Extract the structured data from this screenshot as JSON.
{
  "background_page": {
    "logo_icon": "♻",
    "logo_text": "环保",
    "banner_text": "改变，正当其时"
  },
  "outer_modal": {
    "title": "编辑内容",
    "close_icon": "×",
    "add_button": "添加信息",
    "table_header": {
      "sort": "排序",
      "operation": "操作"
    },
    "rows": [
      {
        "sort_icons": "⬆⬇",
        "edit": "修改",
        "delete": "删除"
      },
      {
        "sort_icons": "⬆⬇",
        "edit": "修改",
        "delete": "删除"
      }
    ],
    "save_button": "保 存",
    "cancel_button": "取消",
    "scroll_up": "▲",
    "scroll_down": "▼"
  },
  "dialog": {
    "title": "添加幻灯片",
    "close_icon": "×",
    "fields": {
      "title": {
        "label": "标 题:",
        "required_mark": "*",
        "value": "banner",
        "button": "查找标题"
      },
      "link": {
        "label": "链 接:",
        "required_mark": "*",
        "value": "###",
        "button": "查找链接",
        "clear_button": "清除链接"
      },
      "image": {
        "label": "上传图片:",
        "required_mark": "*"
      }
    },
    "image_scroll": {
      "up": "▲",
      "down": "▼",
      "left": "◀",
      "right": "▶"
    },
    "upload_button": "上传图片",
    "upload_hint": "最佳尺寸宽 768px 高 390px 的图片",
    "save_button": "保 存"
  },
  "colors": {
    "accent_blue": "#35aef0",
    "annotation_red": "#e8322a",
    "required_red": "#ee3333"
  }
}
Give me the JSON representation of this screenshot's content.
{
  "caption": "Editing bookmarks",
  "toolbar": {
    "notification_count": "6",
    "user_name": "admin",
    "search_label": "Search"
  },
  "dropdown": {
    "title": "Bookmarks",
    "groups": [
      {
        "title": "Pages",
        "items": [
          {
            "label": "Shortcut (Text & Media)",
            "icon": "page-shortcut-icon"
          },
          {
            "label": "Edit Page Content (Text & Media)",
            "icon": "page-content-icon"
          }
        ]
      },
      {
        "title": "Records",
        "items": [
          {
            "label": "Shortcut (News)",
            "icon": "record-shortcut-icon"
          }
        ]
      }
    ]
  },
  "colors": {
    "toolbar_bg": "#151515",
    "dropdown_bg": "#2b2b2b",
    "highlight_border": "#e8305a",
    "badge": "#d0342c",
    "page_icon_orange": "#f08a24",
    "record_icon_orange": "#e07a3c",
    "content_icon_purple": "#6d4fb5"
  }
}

**GIVEN PROBLEM**
Which lines in the data above contain "JSON"? Show each one.

**SOLUTION TO THE PROBLEM**
Extract the structured data from this screenshot as JSON.
Give me the JSON representation of this screenshot's content.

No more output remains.